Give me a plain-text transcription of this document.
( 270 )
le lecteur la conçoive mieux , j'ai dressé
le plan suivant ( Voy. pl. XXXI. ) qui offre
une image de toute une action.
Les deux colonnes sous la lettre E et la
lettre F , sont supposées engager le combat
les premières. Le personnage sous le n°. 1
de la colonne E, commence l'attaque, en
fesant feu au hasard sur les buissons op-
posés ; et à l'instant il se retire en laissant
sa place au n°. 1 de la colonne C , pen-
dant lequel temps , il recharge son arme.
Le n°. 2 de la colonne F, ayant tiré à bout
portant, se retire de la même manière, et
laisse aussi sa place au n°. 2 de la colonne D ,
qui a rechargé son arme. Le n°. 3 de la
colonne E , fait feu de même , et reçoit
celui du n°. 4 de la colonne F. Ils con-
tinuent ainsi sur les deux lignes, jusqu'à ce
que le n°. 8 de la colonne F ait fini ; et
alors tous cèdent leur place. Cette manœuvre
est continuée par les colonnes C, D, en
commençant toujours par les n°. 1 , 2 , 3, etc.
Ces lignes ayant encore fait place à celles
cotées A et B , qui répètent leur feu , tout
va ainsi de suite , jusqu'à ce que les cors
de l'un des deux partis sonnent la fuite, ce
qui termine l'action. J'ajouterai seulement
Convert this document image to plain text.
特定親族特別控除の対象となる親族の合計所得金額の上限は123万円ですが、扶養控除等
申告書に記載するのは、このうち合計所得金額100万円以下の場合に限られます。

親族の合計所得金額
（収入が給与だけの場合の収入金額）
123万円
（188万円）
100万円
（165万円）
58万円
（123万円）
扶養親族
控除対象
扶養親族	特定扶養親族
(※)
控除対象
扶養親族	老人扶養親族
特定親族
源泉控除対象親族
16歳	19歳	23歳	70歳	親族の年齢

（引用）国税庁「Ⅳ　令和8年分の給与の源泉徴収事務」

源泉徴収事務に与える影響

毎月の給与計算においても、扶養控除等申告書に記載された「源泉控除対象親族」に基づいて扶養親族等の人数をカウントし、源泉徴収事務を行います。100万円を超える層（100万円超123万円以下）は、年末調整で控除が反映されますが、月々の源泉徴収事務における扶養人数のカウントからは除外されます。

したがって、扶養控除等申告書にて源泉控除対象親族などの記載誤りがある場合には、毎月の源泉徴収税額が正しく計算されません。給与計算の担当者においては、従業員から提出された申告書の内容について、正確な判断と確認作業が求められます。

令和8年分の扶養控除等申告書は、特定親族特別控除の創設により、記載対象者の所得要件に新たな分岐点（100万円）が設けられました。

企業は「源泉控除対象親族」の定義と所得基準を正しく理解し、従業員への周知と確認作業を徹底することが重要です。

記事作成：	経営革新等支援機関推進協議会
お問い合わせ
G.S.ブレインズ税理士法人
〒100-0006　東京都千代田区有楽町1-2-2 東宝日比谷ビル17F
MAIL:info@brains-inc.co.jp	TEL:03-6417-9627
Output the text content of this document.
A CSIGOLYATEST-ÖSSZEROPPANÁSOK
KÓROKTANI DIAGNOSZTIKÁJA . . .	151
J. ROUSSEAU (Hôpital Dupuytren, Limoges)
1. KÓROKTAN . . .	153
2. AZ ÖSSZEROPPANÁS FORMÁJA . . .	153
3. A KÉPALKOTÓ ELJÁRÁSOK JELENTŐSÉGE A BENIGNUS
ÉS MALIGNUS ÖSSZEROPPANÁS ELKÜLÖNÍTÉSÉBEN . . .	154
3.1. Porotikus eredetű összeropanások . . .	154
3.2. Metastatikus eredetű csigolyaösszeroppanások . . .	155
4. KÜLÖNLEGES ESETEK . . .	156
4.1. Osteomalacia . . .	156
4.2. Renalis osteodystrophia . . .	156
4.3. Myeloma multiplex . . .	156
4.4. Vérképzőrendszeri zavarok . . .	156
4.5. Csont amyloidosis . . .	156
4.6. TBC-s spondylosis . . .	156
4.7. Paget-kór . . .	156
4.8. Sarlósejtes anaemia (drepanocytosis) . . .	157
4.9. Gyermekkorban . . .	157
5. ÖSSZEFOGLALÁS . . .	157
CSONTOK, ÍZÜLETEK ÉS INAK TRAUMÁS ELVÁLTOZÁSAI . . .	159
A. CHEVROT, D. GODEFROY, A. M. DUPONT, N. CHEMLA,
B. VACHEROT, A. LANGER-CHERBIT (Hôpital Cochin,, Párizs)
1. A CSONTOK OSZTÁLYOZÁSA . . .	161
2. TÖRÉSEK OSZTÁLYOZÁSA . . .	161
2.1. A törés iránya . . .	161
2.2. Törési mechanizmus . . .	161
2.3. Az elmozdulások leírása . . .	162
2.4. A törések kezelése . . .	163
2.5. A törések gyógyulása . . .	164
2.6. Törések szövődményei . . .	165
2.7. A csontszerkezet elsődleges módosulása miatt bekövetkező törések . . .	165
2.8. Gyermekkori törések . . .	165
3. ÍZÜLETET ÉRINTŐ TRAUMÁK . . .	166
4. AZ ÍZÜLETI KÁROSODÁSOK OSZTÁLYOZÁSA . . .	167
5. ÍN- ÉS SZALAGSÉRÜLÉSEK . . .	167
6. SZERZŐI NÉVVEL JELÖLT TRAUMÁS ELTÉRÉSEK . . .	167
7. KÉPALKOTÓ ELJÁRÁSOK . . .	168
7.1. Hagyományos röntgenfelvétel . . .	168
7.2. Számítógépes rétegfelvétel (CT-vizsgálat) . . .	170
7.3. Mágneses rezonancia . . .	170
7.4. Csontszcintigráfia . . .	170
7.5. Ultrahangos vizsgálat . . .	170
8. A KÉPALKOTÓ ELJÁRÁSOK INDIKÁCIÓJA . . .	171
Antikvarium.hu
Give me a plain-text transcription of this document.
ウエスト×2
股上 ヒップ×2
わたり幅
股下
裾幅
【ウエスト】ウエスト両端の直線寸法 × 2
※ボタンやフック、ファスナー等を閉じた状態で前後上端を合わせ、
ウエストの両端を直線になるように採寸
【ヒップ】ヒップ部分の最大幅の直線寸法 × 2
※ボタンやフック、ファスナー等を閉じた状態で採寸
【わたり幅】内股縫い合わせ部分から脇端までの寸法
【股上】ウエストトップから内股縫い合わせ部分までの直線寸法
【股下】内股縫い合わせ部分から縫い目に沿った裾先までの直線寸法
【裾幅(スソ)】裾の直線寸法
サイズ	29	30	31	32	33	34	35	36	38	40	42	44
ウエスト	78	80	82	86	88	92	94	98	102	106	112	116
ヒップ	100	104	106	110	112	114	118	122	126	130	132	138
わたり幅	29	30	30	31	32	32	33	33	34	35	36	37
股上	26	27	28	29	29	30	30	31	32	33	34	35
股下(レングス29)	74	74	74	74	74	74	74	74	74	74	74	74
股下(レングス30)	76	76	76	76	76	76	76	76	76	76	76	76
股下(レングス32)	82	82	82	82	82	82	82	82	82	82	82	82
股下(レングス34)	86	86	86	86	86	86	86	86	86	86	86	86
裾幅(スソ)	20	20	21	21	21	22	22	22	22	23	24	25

------------

**The request**
Write out each line of the data above again, exactly as given.

**Result for this exercise**
Give me a plain-text transcription of this document.
( 270 )
le lecteur la conçoive mieux , j'ai dressé
le plan suivant ( Voy. pl. XXXI. ) qui offre
une image de toute une action.
Les deux colonnes sous la lettre E et la
lettre F , sont supposées engager le combat
les premières. Le personnage sous le n°. 1
de la colonne E, commence l'attaque, en
fesant feu au hasard sur les buissons op-
posés ; et à l'instant il se retire en laissant
sa place au n°. 1 de la colonne C , pen-
dant lequel temps , il recharge son arme.
Le n°. 2 de la colonne F, ayant tiré à bout
portant, se retire de la même manière, et
laisse aussi sa place au n°. 2 de la colonne D ,
qui a rechargé son arme. Le n°. 3 de la
colonne E , fait feu de même , et reçoit
celui du n°. 4 de la colonne F. Ils con-
tinuent ainsi sur les deux lignes, jusqu'à ce
que le n°. 8 de la colonne F ait fini ; et
alors tous cèdent leur place. Cette manœuvre
est continuée par les colonnes C, D, en
commençant toujours par les n°. 1 , 2 , 3, etc.
Ces lignes ayant encore fait place à celles
cotées A et B , qui répètent leur feu , tout
va ainsi de suite , jusqu'à ce que les cors
de l'un des deux partis sonnent la fuite, ce
qui termine l'action. J'ajouterai seulement
Convert this document image to plain text.
特定親族特別控除の対象となる親族の合計所得金額の上限は123万円ですが、扶養控除等
申告書に記載するのは、このうち合計所得金額100万円以下の場合に限られます。

親族の合計所得金額
（収入が給与だけの場合の収入金額）
123万円
（188万円）
100万円
（165万円）
58万円
（123万円）
扶養親族
控除対象
扶養親族	特定扶養親族
(※)
控除対象
扶養親族	老人扶養親族
特定親族
源泉控除対象親族
16歳	19歳	23歳	70歳	親族の年齢

（引用）国税庁「Ⅳ　令和8年分の給与の源泉徴収事務」

源泉徴収事務に与える影響

毎月の給与計算においても、扶養控除等申告書に記載された「源泉控除対象親族」に基づいて扶養親族等の人数をカウントし、源泉徴収事務を行います。100万円を超える層（100万円超123万円以下）は、年末調整で控除が反映されますが、月々の源泉徴収事務における扶養人数のカウントからは除外されます。

したがって、扶養控除等申告書にて源泉控除対象親族などの記載誤りがある場合には、毎月の源泉徴収税額が正しく計算されません。給与計算の担当者においては、従業員から提出された申告書の内容について、正確な判断と確認作業が求められます。

令和8年分の扶養控除等申告書は、特定親族特別控除の創設により、記載対象者の所得要件に新たな分岐点（100万円）が設けられました。

企業は「源泉控除対象親族」の定義と所得基準を正しく理解し、従業員への周知と確認作業を徹底することが重要です。

記事作成：	経営革新等支援機関推進協議会
お問い合わせ
G.S.ブレインズ税理士法人
〒100-0006　東京都千代田区有楽町1-2-2 東宝日比谷ビル17F
MAIL:info@brains-inc.co.jp	TEL:03-6417-9627
Output the text content of this document.
A CSIGOLYATEST-ÖSSZEROPPANÁSOK
KÓROKTANI DIAGNOSZTIKÁJA . . .	151
J. ROUSSEAU (Hôpital Dupuytren, Limoges)
1. KÓROKTAN . . .	153
2. AZ ÖSSZEROPPANÁS FORMÁJA . . .	153
3. A KÉPALKOTÓ ELJÁRÁSOK JELENTŐSÉGE A BENIGNUS
ÉS MALIGNUS ÖSSZEROPPANÁS ELKÜLÖNÍTÉSÉBEN . . .	154
3.1. Porotikus eredetű összeropanások . . .	154
3.2. Metastatikus eredetű csigolyaösszeroppanások . . .	155
4. KÜLÖNLEGES ESETEK . . .	156
4.1. Osteomalacia . . .	156
4.2. Renalis osteodystrophia . . .	156
4.3. Myeloma multiplex . . .	156
4.4. Vérképzőrendszeri zavarok . . .	156
4.5. Csont amyloidosis . . .	156
4.6. TBC-s spondylosis . . .	156
4.7. Paget-kór . . .	156
4.8. Sarlósejtes anaemia (drepanocytosis) . . .	157
4.9. Gyermekkorban . . .	157
5. ÖSSZEFOGLALÁS . . .	157
CSONTOK, ÍZÜLETEK ÉS INAK TRAUMÁS ELVÁLTOZÁSAI . . .	159
A. CHEVROT, D. GODEFROY, A. M. DUPONT, N. CHEMLA,
B. VACHEROT, A. LANGER-CHERBIT (Hôpital Cochin,, Párizs)
1. A CSONTOK OSZTÁLYOZÁSA . . .	161
2. TÖRÉSEK OSZTÁLYOZÁSA . . .	161
2.1. A törés iránya . . .	161
2.2. Törési mechanizmus . . .	161
2.3. Az elmozdulások leírása . . .	162
2.4. A törések kezelése . . .	163
2.5. A törések gyógyulása . . .	164
2.6. Törések szövődményei . . .	165
2.7. A csontszerkezet elsődleges módosulása miatt bekövetkező törések . . .	165
2.8. Gyermekkori törések . . .	165
3. ÍZÜLETET ÉRINTŐ TRAUMÁK . . .	166
4. AZ ÍZÜLETI KÁROSODÁSOK OSZTÁLYOZÁSA . . .	167
5. ÍN- ÉS SZALAGSÉRÜLÉSEK . . .	167
6. SZERZŐI NÉVVEL JELÖLT TRAUMÁS ELTÉRÉSEK . . .	167
7. KÉPALKOTÓ ELJÁRÁSOK . . .	168
7.1. Hagyományos röntgenfelvétel . . .	168
7.2. Számítógépes rétegfelvétel (CT-vizsgálat) . . .	170
7.3. Mágneses rezonancia . . .	170
7.4. Csontszcintigráfia . . .	170
7.5. Ultrahangos vizsgálat . . .	170
8. A KÉPALKOTÓ ELJÁRÁSOK INDIKÁCIÓJA . . .	171
Antikvarium.hu
Give me a plain-text transcription of this document.
ウエスト×2
股上 ヒップ×2
わたり幅
股下
裾幅
【ウエスト】ウエスト両端の直線寸法 × 2
※ボタンやフック、ファスナー等を閉じた状態で前後上端を合わせ、
ウエストの両端を直線になるように採寸
【ヒップ】ヒップ部分の最大幅の直線寸法 × 2
※ボタンやフック、ファスナー等を閉じた状態で採寸
【わたり幅】内股縫い合わせ部分から脇端までの寸法
【股上】ウエストトップから内股縫い合わせ部分までの直線寸法
【股下】内股縫い合わせ部分から縫い目に沿った裾先までの直線寸法
【裾幅(スソ)】裾の直線寸法
サイズ	29	30	31	32	33	34	35	36	38	40	42	44
ウエスト	78	80	82	86	88	92	94	98	102	106	112	116
ヒップ	100	104	106	110	112	114	118	122	126	130	132	138
わたり幅	29	30	30	31	32	32	33	33	34	35	36	37
股上	26	27	28	29	29	30	30	31	32	33	34	35
股下(レングス29)	74	74	74	74	74	74	74	74	74	74	74	74
股下(レングス30)	76	76	76	76	76	76	76	76	76	76	76	76
股下(レングス32)	82	82	82	82	82	82	82	82	82	82	82	82
股下(レングス34)	86	86	86	86	86	86	86	86	86	86	86	86
裾幅(スソ)	20	20	21	21	21	22	22	22	22	23	24	25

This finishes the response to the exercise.